Dataset records -
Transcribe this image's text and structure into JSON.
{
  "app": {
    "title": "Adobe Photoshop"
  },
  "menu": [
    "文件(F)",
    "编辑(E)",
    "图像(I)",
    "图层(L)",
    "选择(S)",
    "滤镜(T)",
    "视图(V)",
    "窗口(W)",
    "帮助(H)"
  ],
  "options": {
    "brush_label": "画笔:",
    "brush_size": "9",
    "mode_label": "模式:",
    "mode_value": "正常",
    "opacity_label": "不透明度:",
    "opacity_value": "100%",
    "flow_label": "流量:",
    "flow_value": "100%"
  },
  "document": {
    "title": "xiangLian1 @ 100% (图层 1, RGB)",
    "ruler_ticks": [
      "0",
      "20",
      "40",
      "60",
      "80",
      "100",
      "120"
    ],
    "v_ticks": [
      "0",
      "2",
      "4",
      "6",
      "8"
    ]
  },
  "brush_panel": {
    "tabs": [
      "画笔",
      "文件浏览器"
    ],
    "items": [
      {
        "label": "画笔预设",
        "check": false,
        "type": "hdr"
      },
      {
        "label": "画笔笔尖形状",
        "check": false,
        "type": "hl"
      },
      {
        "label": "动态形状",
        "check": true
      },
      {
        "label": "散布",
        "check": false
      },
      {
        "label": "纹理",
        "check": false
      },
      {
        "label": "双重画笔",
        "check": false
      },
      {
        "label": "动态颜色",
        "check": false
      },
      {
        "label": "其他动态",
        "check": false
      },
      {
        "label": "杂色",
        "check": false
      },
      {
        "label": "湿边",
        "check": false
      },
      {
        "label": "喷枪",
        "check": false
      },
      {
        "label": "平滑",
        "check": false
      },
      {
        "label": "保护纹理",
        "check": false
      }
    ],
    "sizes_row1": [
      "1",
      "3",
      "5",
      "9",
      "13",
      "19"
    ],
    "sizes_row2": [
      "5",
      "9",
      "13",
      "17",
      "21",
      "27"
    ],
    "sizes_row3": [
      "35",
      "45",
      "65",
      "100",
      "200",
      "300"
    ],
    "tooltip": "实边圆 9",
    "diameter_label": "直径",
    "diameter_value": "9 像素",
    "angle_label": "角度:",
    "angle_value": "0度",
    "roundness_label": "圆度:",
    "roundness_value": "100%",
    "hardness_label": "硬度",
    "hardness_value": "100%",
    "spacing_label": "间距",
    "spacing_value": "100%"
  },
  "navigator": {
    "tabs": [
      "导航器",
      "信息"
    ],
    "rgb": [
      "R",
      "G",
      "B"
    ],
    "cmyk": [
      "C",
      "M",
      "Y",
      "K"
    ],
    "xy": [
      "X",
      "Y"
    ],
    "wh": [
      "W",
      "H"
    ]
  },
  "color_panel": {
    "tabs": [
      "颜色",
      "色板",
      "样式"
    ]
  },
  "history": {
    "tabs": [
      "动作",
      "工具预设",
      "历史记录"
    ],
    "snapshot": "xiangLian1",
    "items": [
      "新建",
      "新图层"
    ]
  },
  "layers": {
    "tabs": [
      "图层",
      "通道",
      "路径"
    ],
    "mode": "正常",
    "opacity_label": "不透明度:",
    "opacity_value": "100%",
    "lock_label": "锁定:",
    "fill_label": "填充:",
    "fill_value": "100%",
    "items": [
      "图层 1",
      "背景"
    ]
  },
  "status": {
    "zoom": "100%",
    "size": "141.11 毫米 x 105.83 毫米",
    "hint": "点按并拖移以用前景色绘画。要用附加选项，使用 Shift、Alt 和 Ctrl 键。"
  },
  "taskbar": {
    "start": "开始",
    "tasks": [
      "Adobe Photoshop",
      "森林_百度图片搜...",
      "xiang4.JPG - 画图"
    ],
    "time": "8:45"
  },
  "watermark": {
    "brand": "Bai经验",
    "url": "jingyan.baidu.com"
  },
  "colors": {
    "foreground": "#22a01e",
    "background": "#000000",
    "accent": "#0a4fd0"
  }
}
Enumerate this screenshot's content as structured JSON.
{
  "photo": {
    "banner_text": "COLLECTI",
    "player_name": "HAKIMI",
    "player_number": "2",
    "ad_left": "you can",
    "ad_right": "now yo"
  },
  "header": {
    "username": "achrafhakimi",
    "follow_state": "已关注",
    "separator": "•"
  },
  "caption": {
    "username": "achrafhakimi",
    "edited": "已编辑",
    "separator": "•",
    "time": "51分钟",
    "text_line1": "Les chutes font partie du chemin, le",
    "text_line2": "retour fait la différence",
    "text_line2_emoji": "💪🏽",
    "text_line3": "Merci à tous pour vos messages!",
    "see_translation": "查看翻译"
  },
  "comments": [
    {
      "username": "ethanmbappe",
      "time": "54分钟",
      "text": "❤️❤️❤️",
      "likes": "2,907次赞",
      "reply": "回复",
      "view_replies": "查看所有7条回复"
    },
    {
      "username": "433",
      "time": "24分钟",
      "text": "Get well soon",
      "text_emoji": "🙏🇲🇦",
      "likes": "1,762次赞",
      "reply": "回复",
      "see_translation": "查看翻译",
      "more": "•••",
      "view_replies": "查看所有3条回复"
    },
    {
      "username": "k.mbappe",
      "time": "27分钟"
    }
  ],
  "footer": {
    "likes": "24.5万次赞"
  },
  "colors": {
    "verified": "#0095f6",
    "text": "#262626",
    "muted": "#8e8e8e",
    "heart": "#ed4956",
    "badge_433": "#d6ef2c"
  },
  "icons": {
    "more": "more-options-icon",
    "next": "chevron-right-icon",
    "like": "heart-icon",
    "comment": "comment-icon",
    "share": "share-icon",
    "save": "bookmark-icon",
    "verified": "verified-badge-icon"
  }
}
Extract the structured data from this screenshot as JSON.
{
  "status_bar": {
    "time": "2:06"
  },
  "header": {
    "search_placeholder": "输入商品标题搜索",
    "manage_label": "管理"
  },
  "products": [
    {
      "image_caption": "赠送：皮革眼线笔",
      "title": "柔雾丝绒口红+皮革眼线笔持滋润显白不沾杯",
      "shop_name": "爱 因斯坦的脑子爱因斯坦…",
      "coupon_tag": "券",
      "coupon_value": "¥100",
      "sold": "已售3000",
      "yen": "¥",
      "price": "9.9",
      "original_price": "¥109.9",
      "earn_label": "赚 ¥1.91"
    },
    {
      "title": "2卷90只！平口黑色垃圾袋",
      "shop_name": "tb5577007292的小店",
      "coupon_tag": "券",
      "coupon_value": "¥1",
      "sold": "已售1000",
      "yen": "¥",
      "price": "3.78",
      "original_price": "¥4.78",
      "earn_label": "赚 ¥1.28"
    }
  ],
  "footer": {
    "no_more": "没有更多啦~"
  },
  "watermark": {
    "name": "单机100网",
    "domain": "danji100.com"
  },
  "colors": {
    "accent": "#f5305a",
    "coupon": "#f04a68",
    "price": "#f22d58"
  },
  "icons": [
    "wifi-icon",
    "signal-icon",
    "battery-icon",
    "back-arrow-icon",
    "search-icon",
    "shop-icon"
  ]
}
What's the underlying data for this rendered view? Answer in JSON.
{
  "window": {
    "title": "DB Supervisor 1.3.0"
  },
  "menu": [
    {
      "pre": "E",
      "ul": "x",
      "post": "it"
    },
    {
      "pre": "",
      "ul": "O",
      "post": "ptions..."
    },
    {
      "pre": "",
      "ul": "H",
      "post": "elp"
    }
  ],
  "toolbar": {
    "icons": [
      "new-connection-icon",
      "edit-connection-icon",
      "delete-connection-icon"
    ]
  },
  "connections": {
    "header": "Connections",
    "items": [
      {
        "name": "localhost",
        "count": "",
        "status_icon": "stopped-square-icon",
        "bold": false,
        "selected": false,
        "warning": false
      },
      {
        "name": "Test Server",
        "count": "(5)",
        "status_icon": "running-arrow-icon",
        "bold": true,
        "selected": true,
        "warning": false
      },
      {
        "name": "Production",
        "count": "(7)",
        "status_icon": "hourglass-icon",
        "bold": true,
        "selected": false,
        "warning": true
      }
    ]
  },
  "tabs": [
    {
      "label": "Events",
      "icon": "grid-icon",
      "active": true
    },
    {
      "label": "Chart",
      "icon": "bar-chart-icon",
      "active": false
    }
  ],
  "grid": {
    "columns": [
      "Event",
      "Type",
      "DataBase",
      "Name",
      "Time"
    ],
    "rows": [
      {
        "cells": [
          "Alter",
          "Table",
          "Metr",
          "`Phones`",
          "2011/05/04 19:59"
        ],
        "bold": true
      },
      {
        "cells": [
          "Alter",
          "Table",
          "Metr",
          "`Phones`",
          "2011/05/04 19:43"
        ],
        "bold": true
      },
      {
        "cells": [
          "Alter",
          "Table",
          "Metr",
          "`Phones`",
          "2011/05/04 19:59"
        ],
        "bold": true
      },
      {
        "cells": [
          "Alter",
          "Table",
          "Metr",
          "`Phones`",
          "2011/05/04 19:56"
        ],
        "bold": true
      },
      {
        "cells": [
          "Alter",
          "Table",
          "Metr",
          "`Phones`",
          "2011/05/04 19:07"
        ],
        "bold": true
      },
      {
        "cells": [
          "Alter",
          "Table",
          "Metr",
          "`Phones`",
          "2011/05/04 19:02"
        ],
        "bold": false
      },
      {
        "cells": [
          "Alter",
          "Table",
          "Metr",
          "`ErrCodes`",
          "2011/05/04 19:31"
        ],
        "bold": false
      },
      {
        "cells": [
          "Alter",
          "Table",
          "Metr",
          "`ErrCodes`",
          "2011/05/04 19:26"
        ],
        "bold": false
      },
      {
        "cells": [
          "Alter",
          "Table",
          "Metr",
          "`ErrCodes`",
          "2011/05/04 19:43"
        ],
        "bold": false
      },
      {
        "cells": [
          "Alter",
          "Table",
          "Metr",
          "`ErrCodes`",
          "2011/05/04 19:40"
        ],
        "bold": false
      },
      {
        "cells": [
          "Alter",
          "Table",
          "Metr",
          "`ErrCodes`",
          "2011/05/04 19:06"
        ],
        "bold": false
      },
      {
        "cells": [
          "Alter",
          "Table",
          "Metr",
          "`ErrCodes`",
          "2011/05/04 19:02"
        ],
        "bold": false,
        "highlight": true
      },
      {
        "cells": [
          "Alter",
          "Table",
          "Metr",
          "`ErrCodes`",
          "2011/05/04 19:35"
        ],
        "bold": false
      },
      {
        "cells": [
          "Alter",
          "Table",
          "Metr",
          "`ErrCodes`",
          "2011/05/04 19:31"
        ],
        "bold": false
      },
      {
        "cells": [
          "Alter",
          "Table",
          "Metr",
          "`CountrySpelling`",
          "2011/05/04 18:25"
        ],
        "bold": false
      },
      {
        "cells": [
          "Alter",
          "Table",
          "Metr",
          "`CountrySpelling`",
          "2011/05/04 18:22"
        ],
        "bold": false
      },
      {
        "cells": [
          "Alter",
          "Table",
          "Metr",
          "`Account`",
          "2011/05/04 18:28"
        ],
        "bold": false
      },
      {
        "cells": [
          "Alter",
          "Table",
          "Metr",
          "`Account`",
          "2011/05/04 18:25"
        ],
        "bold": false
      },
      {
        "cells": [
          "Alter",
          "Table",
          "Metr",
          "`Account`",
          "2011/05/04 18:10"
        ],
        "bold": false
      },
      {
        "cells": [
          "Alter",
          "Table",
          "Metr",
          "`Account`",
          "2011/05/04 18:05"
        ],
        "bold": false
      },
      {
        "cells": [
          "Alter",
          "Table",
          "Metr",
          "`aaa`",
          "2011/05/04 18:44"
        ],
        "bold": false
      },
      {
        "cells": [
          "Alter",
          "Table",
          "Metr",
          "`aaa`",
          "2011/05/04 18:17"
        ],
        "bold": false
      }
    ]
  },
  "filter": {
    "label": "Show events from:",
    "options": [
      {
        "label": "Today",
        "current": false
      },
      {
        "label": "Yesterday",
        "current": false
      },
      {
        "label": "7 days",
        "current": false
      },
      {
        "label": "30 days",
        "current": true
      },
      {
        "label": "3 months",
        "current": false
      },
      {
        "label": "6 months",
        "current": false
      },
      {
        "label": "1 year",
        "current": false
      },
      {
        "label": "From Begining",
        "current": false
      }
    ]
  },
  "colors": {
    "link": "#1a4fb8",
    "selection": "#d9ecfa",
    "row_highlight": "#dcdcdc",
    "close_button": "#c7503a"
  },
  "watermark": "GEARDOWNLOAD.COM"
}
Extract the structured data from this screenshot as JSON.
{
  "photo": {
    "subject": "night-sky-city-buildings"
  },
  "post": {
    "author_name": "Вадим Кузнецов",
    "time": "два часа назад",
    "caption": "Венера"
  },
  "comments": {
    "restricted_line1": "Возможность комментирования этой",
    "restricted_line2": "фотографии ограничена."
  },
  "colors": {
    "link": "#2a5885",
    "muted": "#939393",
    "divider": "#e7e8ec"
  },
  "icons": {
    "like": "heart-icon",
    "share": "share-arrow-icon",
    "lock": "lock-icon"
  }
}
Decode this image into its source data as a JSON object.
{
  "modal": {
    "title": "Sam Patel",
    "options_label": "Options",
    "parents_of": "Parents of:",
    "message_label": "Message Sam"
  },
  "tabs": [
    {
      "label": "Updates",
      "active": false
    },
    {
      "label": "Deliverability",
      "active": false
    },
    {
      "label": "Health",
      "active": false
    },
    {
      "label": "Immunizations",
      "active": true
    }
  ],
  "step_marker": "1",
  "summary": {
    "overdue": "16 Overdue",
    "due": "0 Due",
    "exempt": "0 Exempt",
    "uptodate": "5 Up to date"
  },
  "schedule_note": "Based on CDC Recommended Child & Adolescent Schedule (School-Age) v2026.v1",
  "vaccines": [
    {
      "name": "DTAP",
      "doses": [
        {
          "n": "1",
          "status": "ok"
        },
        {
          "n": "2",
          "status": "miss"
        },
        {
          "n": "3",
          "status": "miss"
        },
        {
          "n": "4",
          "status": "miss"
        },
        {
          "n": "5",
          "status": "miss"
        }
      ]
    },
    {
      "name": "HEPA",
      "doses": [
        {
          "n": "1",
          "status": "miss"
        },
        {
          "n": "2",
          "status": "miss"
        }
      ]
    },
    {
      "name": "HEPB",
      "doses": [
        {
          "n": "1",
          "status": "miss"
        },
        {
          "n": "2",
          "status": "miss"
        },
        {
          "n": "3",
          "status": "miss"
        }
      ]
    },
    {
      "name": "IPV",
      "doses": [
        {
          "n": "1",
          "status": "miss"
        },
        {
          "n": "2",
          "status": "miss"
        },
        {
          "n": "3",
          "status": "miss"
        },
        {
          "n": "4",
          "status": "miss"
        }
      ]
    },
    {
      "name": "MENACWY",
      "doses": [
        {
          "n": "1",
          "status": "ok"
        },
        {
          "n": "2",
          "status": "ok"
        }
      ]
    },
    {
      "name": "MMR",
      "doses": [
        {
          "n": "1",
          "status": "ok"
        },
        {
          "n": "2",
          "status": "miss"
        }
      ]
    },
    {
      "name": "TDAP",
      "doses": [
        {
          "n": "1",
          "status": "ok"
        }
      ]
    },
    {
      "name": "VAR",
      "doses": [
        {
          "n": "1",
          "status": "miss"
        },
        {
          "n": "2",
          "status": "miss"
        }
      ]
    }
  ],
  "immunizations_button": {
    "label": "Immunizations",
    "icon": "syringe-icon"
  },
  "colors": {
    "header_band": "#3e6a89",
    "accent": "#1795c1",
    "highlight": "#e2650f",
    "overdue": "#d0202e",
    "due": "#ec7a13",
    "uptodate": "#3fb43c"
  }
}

SET EXERCISE - Each line containing the word "查看翻译" counts once; say how many such lines there are, giving only the number.

WRITTEN RESPONSE - 2